◆ To be done:
Extract the lines that hold the string "حالات".

◆ Records for this exercise:
-.-.-
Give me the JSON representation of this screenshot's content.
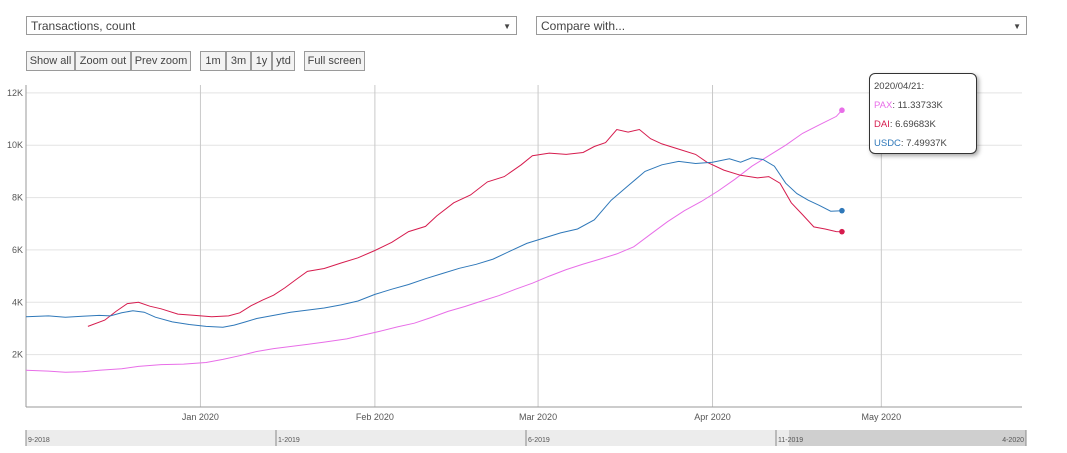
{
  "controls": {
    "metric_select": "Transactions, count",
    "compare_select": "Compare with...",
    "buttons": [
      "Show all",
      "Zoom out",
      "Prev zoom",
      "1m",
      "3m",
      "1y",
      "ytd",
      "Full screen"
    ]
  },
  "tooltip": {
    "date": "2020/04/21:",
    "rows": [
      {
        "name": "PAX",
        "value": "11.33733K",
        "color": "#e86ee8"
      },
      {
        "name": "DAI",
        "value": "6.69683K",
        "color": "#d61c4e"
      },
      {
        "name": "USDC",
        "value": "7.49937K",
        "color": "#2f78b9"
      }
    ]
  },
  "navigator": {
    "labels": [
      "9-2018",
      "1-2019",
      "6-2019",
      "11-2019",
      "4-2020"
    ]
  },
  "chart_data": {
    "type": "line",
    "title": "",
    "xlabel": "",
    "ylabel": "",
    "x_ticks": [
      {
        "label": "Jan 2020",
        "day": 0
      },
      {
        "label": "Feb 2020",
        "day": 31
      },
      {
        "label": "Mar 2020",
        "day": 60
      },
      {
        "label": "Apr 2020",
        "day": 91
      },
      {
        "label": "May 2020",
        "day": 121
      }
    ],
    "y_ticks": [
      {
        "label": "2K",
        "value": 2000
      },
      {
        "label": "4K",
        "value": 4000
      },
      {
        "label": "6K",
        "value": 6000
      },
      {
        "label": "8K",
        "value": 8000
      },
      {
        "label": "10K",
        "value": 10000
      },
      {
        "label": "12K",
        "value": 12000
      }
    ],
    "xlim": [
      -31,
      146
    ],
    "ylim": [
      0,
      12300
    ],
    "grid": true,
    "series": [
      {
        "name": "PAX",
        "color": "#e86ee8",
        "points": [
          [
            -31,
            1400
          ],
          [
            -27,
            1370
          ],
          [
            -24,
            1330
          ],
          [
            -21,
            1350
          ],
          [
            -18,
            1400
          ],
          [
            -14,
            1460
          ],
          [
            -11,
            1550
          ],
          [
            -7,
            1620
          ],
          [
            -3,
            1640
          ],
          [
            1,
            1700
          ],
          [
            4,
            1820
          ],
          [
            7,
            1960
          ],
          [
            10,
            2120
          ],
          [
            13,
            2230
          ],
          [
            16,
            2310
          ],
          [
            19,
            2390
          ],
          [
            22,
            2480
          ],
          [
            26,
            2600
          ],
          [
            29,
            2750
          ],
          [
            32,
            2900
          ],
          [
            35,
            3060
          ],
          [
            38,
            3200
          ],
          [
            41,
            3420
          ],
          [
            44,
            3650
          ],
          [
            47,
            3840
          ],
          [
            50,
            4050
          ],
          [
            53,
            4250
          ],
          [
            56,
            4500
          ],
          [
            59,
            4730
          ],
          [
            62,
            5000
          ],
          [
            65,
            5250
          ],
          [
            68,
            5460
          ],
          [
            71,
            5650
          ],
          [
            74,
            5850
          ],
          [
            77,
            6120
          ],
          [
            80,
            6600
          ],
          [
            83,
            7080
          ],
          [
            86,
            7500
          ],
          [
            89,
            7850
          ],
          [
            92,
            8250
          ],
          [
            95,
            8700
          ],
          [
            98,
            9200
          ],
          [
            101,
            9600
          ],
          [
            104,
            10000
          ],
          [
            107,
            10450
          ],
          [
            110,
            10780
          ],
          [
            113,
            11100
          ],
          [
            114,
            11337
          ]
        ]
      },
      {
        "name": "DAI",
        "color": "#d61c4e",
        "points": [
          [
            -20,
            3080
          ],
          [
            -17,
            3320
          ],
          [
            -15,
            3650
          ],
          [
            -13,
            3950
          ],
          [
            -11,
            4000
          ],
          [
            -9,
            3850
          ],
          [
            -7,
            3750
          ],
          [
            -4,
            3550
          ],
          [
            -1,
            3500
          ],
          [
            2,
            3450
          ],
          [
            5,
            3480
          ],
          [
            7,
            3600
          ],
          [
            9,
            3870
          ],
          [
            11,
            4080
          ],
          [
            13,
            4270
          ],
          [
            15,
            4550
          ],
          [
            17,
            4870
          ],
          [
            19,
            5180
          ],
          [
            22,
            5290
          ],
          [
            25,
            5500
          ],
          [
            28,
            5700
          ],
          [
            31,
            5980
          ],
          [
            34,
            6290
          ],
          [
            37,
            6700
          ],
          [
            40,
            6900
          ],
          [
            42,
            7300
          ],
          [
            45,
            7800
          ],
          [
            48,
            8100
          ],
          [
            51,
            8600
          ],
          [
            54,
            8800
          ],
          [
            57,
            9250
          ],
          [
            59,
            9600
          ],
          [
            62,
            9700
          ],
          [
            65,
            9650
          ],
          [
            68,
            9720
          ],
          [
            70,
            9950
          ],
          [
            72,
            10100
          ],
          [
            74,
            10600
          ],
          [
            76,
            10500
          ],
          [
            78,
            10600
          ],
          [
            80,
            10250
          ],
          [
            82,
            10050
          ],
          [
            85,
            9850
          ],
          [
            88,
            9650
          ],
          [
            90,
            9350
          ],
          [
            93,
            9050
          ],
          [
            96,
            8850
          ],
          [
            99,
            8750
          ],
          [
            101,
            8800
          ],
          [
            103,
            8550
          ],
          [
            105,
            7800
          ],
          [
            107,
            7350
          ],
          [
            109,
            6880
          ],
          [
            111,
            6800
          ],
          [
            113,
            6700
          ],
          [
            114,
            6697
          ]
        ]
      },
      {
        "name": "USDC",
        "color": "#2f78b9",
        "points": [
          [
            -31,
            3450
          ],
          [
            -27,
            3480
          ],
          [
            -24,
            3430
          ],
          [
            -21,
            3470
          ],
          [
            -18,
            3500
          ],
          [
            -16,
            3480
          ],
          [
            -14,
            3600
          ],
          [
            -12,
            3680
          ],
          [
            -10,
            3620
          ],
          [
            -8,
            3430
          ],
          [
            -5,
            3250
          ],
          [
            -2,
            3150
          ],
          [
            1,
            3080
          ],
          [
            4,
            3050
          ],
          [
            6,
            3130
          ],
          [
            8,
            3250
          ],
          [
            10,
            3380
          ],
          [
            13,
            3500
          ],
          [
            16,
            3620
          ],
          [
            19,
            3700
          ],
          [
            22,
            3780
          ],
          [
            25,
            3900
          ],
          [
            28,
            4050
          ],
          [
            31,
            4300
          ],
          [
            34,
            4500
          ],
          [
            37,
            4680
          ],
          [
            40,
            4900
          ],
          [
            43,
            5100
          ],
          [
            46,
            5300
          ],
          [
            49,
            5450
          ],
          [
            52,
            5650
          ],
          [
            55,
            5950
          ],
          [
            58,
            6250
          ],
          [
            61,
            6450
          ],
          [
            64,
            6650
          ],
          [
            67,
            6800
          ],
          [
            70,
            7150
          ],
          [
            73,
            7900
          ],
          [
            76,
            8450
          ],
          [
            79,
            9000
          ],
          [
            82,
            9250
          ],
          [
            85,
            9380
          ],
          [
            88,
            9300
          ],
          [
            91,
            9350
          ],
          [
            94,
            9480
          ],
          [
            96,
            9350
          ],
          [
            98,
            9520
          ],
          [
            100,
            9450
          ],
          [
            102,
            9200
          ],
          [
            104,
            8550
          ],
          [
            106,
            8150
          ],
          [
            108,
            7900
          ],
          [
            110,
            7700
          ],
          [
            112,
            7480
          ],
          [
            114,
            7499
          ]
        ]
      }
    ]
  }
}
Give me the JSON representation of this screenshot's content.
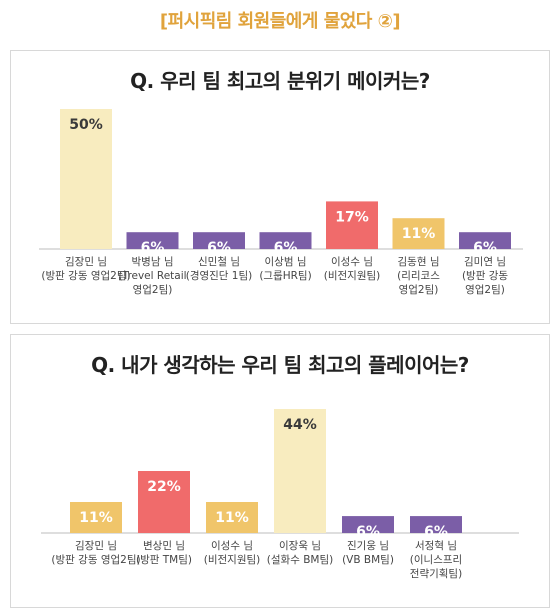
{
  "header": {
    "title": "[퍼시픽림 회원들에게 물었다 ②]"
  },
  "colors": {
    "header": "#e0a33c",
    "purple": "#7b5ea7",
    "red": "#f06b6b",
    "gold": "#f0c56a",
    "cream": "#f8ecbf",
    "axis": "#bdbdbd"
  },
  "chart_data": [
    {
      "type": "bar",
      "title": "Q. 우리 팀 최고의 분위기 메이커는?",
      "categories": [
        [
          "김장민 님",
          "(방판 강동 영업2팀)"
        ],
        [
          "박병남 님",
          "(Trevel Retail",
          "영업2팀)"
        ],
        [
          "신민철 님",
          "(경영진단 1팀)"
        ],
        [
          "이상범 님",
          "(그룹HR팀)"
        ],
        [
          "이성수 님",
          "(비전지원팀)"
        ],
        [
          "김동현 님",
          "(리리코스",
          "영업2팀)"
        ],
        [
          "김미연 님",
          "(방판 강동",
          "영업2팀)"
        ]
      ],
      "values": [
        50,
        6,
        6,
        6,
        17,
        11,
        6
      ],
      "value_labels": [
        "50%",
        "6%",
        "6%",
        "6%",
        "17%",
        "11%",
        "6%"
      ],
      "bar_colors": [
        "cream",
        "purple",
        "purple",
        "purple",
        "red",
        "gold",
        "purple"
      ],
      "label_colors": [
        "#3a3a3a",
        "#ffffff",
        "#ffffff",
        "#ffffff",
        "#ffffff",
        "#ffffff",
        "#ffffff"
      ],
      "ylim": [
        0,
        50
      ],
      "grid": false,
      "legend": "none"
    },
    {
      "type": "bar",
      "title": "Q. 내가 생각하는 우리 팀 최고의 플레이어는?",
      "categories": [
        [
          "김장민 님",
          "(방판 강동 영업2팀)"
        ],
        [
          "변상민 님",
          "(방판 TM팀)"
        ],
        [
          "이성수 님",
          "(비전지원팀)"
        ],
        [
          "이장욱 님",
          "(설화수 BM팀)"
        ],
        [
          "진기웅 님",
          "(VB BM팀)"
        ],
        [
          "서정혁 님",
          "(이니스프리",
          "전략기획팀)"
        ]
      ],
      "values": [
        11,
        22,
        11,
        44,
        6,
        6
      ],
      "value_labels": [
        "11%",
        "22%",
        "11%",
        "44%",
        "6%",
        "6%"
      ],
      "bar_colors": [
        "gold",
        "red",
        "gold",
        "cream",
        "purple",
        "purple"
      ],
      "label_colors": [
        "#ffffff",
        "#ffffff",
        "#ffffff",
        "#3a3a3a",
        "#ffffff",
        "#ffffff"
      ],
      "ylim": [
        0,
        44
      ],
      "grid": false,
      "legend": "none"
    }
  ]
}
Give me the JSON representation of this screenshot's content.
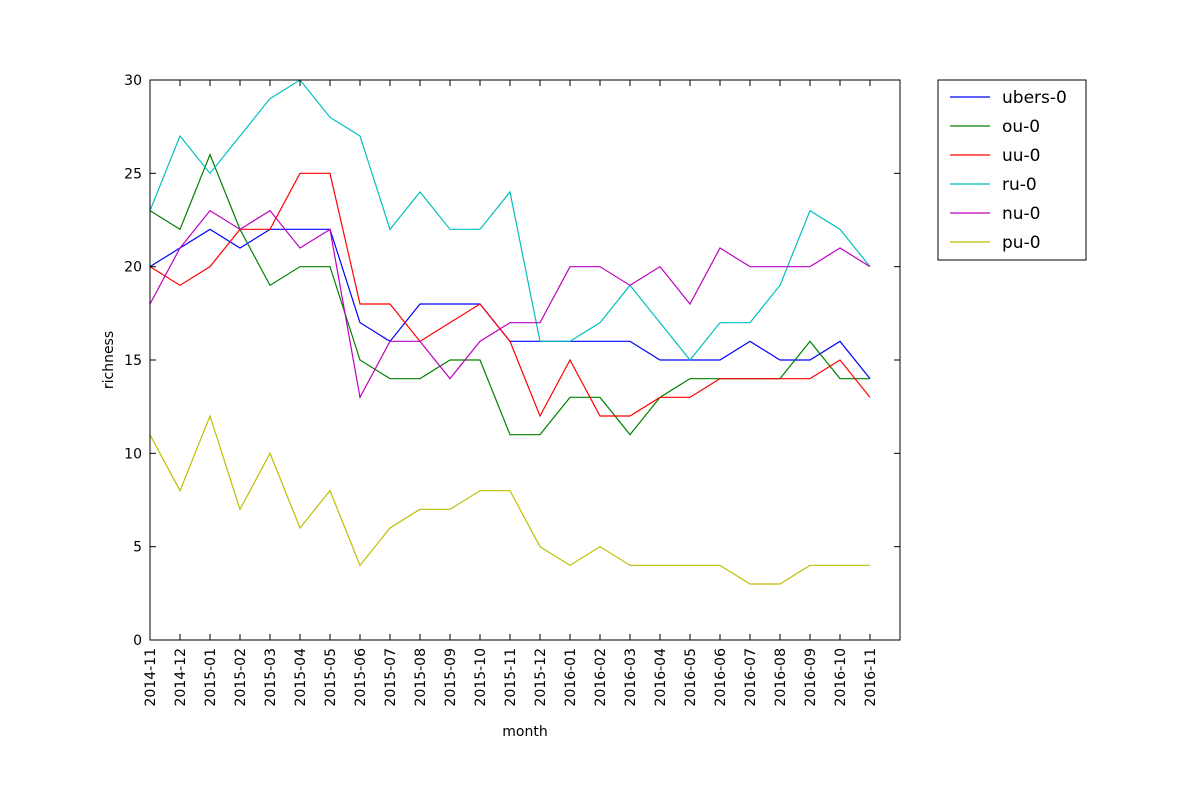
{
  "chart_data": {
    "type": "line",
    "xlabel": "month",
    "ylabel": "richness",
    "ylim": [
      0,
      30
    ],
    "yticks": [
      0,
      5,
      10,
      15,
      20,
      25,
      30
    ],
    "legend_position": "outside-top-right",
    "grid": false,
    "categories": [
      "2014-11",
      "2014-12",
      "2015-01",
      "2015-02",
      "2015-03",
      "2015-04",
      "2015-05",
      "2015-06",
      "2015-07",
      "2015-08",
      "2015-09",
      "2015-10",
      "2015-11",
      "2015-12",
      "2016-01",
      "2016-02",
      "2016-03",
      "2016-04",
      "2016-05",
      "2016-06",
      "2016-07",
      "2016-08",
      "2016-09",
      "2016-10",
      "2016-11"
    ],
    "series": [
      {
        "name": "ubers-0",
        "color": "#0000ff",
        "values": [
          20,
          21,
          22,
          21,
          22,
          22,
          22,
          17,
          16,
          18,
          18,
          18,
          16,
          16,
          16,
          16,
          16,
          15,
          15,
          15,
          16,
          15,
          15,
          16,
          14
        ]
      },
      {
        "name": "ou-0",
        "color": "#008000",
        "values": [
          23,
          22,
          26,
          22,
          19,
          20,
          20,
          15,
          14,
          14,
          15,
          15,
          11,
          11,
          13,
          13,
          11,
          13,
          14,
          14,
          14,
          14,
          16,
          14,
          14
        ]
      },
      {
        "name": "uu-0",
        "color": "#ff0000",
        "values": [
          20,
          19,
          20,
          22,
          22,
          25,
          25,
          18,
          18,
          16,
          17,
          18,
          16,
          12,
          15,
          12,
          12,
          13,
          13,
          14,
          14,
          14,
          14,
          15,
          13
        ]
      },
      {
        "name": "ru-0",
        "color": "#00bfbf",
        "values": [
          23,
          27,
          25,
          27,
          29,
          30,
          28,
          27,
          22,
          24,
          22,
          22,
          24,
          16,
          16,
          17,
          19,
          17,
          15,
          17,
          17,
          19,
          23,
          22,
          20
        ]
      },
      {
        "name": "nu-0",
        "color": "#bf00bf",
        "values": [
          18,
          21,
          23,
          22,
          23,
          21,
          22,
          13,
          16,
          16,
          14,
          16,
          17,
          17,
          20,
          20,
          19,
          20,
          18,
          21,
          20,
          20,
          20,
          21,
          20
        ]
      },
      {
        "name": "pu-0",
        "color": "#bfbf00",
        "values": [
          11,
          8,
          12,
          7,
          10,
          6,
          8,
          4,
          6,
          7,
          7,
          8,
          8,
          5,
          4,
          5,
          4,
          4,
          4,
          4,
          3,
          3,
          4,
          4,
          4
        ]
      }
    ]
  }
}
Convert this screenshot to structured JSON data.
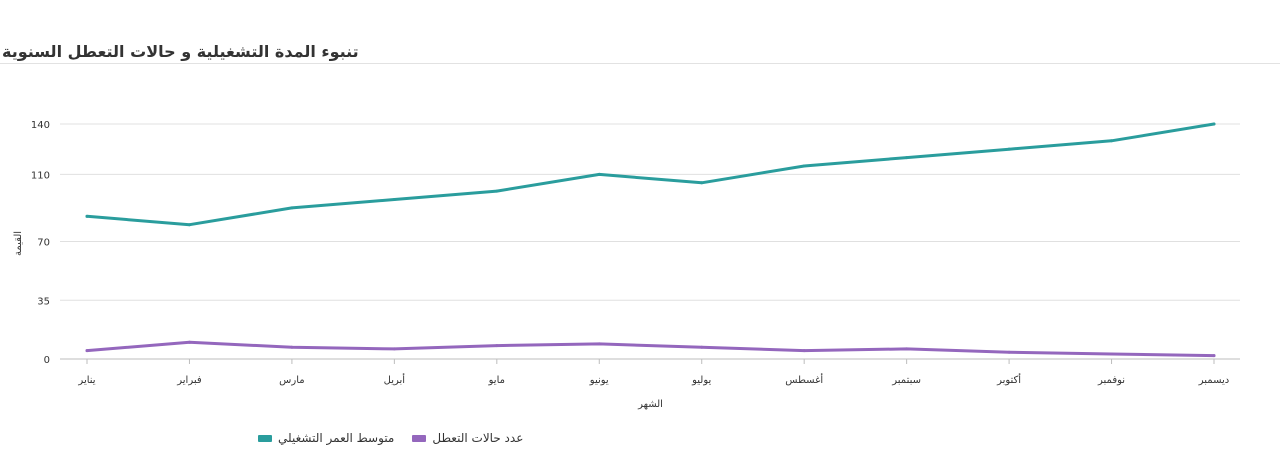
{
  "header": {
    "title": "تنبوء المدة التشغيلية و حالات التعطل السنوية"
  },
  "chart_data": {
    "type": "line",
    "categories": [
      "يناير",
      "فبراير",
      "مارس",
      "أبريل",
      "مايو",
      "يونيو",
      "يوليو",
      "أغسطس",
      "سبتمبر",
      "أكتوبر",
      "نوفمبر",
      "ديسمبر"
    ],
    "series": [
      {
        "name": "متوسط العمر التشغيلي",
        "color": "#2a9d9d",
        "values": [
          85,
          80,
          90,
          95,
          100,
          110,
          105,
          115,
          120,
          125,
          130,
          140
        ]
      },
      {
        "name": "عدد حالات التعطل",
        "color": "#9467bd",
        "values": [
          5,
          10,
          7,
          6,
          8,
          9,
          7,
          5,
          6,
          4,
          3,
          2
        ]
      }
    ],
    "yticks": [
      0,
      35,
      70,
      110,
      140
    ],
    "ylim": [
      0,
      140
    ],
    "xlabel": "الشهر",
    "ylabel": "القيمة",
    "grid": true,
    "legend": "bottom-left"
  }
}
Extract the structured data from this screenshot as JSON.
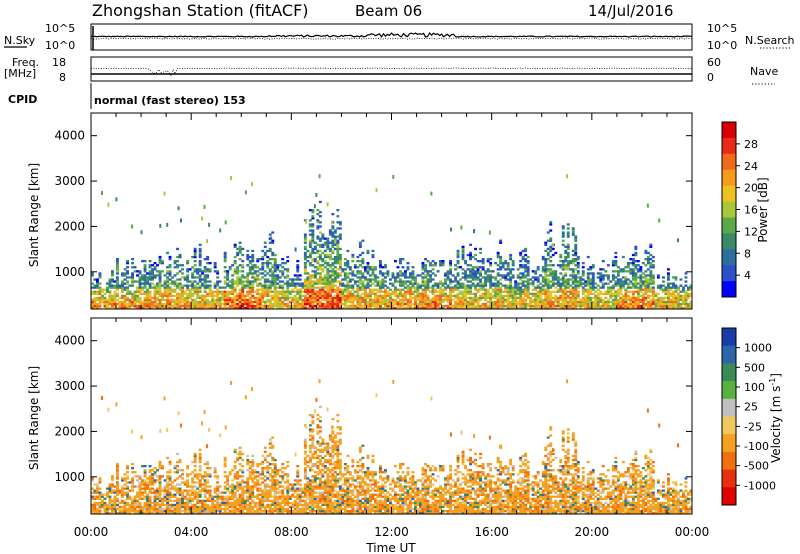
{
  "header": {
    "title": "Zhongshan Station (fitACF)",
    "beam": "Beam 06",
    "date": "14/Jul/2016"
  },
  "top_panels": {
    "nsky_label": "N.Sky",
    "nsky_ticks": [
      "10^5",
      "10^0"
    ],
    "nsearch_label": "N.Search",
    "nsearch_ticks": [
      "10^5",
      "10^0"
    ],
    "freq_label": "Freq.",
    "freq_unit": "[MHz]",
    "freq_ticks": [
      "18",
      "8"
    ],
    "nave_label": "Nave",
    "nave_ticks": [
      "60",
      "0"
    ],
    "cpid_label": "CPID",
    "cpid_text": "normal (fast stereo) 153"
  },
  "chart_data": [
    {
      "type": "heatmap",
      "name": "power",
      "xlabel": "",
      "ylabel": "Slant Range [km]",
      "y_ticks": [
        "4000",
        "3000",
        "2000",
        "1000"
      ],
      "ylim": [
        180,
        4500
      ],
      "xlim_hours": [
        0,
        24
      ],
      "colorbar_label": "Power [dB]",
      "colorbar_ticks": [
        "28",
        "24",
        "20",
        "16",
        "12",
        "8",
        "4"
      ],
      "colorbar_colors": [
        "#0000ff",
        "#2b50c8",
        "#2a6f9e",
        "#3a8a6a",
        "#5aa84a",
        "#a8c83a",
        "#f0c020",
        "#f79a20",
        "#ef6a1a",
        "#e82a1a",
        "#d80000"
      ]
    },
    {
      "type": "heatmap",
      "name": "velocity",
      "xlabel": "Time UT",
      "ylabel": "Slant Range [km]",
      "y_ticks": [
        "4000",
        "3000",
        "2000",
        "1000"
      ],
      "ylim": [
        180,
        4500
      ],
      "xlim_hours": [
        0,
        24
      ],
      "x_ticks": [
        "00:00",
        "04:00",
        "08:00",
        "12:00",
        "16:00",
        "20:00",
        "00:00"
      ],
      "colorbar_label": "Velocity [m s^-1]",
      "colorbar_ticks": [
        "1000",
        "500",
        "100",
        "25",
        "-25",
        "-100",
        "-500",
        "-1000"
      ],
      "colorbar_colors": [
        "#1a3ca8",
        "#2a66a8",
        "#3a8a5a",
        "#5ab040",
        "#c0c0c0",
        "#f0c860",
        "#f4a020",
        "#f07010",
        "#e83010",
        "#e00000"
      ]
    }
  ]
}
-.-.-
◆ Solution for this problem:
    "title": "تنبوء المدة التشغيلية و حالات التعطل السنوية"
        "name": "عدد حالات التعطل",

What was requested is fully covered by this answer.